(What to work on):
Quote the entries that follow exactly, leaving none out.

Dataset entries
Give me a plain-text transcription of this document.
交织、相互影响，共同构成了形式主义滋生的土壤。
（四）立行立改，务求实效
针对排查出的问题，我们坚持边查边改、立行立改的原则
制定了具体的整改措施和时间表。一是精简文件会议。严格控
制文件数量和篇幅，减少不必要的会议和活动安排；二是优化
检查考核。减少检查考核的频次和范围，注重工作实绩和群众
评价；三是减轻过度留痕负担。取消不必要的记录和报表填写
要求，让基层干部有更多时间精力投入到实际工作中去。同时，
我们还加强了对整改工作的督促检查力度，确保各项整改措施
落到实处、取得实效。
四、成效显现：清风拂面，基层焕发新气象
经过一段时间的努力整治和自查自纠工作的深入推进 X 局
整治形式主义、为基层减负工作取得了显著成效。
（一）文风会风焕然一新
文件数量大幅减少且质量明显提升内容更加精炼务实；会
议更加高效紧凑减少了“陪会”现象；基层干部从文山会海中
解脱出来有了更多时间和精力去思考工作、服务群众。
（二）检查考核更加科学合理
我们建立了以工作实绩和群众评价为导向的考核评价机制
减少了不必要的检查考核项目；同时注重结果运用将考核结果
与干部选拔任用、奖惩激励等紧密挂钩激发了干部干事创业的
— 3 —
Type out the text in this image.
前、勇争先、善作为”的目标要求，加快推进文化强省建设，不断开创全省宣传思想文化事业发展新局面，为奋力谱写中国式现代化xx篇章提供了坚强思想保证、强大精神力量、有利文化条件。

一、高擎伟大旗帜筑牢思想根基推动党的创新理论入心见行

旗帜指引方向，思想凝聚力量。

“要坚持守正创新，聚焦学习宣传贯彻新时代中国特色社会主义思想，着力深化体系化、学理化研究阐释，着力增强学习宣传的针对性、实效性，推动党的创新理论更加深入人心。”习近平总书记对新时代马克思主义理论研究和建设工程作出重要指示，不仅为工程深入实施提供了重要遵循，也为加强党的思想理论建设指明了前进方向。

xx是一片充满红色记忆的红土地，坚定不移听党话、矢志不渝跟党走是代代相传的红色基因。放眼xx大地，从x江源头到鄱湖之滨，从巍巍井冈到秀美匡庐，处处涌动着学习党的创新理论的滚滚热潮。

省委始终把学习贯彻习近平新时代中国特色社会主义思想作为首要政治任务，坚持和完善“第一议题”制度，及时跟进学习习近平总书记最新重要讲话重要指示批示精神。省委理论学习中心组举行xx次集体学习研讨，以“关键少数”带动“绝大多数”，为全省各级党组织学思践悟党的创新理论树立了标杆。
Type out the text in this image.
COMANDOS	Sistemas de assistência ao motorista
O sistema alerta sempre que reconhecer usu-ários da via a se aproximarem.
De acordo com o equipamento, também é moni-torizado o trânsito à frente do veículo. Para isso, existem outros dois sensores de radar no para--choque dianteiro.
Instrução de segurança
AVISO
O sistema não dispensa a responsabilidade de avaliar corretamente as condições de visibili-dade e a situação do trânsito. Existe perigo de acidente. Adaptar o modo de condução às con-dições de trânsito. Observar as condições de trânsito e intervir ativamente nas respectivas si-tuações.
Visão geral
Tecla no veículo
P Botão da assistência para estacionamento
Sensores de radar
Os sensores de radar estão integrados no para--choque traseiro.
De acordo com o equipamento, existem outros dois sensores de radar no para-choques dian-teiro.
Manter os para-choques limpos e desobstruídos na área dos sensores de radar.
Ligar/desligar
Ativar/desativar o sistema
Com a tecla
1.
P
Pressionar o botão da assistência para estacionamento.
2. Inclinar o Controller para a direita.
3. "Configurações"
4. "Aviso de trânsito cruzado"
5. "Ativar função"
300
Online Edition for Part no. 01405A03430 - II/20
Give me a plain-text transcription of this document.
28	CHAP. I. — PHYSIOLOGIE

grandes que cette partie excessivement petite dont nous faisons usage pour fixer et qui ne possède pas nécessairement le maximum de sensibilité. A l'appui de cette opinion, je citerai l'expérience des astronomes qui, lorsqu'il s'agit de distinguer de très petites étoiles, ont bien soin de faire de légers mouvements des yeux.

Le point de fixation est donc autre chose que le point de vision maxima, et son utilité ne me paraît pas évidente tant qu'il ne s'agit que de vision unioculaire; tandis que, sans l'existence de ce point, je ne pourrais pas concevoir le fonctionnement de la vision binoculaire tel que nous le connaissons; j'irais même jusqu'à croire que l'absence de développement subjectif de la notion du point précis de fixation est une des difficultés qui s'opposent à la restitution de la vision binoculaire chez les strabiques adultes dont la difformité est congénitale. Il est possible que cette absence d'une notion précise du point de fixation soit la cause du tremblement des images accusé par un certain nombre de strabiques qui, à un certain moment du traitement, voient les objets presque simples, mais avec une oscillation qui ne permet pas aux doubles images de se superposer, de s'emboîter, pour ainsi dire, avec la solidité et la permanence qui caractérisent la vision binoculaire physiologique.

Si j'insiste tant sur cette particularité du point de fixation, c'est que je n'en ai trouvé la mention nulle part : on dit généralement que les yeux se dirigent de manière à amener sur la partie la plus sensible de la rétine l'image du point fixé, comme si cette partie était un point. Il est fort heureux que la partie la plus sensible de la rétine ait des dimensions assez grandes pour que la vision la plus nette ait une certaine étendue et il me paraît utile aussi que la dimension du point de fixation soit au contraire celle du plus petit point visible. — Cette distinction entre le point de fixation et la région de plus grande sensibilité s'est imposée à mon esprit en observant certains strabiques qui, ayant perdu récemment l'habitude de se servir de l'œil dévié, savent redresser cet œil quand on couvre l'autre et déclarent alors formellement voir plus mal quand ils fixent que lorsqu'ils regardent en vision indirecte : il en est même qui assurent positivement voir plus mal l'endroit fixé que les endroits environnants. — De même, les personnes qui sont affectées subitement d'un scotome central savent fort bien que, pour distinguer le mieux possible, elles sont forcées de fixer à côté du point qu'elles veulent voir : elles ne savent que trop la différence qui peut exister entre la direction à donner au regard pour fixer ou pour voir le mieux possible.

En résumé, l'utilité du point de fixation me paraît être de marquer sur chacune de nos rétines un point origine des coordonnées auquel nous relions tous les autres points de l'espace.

(Response):
Give me a plain-text transcription of this document.
交织、相互影响，共同构成了形式主义滋生的土壤。
（四）立行立改，务求实效
针对排查出的问题，我们坚持边查边改、立行立改的原则
制定了具体的整改措施和时间表。一是精简文件会议。严格控
制文件数量和篇幅，减少不必要的会议和活动安排；二是优化
检查考核。减少检查考核的频次和范围，注重工作实绩和群众
评价；三是减轻过度留痕负担。取消不必要的记录和报表填写
要求，让基层干部有更多时间精力投入到实际工作中去。同时，
我们还加强了对整改工作的督促检查力度，确保各项整改措施
落到实处、取得实效。
四、成效显现：清风拂面，基层焕发新气象
经过一段时间的努力整治和自查自纠工作的深入推进 X 局
整治形式主义、为基层减负工作取得了显著成效。
（一）文风会风焕然一新
文件数量大幅减少且质量明显提升内容更加精炼务实；会
议更加高效紧凑减少了“陪会”现象；基层干部从文山会海中
解脱出来有了更多时间和精力去思考工作、服务群众。
（二）检查考核更加科学合理
我们建立了以工作实绩和群众评价为导向的考核评价机制
减少了不必要的检查考核项目；同时注重结果运用将考核结果
与干部选拔任用、奖惩激励等紧密挂钩激发了干部干事创业的
— 3 —
Type out the text in this image.
前、勇争先、善作为”的目标要求，加快推进文化强省建设，不断开创全省宣传思想文化事业发展新局面，为奋力谱写中国式现代化xx篇章提供了坚强思想保证、强大精神力量、有利文化条件。

一、高擎伟大旗帜筑牢思想根基推动党的创新理论入心见行

旗帜指引方向，思想凝聚力量。

“要坚持守正创新，聚焦学习宣传贯彻新时代中国特色社会主义思想，着力深化体系化、学理化研究阐释，着力增强学习宣传的针对性、实效性，推动党的创新理论更加深入人心。”习近平总书记对新时代马克思主义理论研究和建设工程作出重要指示，不仅为工程深入实施提供了重要遵循，也为加强党的思想理论建设指明了前进方向。

xx是一片充满红色记忆的红土地，坚定不移听党话、矢志不渝跟党走是代代相传的红色基因。放眼xx大地，从x江源头到鄱湖之滨，从巍巍井冈到秀美匡庐，处处涌动着学习党的创新理论的滚滚热潮。

省委始终把学习贯彻习近平新时代中国特色社会主义思想作为首要政治任务，坚持和完善“第一议题”制度，及时跟进学习习近平总书记最新重要讲话重要指示批示精神。省委理论学习中心组举行xx次集体学习研讨，以“关键少数”带动“绝大多数”，为全省各级党组织学思践悟党的创新理论树立了标杆。
Type out the text in this image.
COMANDOS	Sistemas de assistência ao motorista
O sistema alerta sempre que reconhecer usu-ários da via a se aproximarem.
De acordo com o equipamento, também é moni-torizado o trânsito à frente do veículo. Para isso, existem outros dois sensores de radar no para--choque dianteiro.
Instrução de segurança
AVISO
O sistema não dispensa a responsabilidade de avaliar corretamente as condições de visibili-dade e a situação do trânsito. Existe perigo de acidente. Adaptar o modo de condução às con-dições de trânsito. Observar as condições de trânsito e intervir ativamente nas respectivas si-tuações.
Visão geral
Tecla no veículo
P Botão da assistência para estacionamento
Sensores de radar
Os sensores de radar estão integrados no para--choque traseiro.
De acordo com o equipamento, existem outros dois sensores de radar no para-choques dian-teiro.
Manter os para-choques limpos e desobstruídos na área dos sensores de radar.
Ligar/desligar
Ativar/desativar o sistema
Com a tecla
1.
P
Pressionar o botão da assistência para estacionamento.
2. Inclinar o Controller para a direita.
3. "Configurações"
4. "Aviso de trânsito cruzado"
5. "Ativar função"
300
Online Edition for Part no. 01405A03430 - II/20
Give me a plain-text transcription of this document.
28	CHAP. I. — PHYSIOLOGIE

grandes que cette partie excessivement petite dont nous faisons usage pour fixer et qui ne possède pas nécessairement le maximum de sensibilité. A l'appui de cette opinion, je citerai l'expérience des astronomes qui, lorsqu'il s'agit de distinguer de très petites étoiles, ont bien soin de faire de légers mouvements des yeux.

Le point de fixation est donc autre chose que le point de vision maxima, et son utilité ne me paraît pas évidente tant qu'il ne s'agit que de vision unioculaire; tandis que, sans l'existence de ce point, je ne pourrais pas concevoir le fonctionnement de la vision binoculaire tel que nous le connaissons; j'irais même jusqu'à croire que l'absence de développement subjectif de la notion du point précis de fixation est une des difficultés qui s'opposent à la restitution de la vision binoculaire chez les strabiques adultes dont la difformité est congénitale. Il est possible que cette absence d'une notion précise du point de fixation soit la cause du tremblement des images accusé par un certain nombre de strabiques qui, à un certain moment du traitement, voient les objets presque simples, mais avec une oscillation qui ne permet pas aux doubles images de se superposer, de s'emboîter, pour ainsi dire, avec la solidité et la permanence qui caractérisent la vision binoculaire physiologique.

Si j'insiste tant sur cette particularité du point de fixation, c'est que je n'en ai trouvé la mention nulle part : on dit généralement que les yeux se dirigent de manière à amener sur la partie la plus sensible de la rétine l'image du point fixé, comme si cette partie était un point. Il est fort heureux que la partie la plus sensible de la rétine ait des dimensions assez grandes pour que la vision la plus nette ait une certaine étendue et il me paraît utile aussi que la dimension du point de fixation soit au contraire celle du plus petit point visible. — Cette distinction entre le point de fixation et la région de plus grande sensibilité s'est imposée à mon esprit en observant certains strabiques qui, ayant perdu récemment l'habitude de se servir de l'œil dévié, savent redresser cet œil quand on couvre l'autre et déclarent alors formellement voir plus mal quand ils fixent que lorsqu'ils regardent en vision indirecte : il en est même qui assurent positivement voir plus mal l'endroit fixé que les endroits environnants. — De même, les personnes qui sont affectées subitement d'un scotome central savent fort bien que, pour distinguer le mieux possible, elles sont forcées de fixer à côté du point qu'elles veulent voir : elles ne savent que trop la différence qui peut exister entre la direction à donner au regard pour fixer ou pour voir le mieux possible.

En résumé, l'utilité du point de fixation me paraît être de marquer sur chacune de nos rétines un point origine des coordonnées auquel nous relions tous les autres points de l'espace.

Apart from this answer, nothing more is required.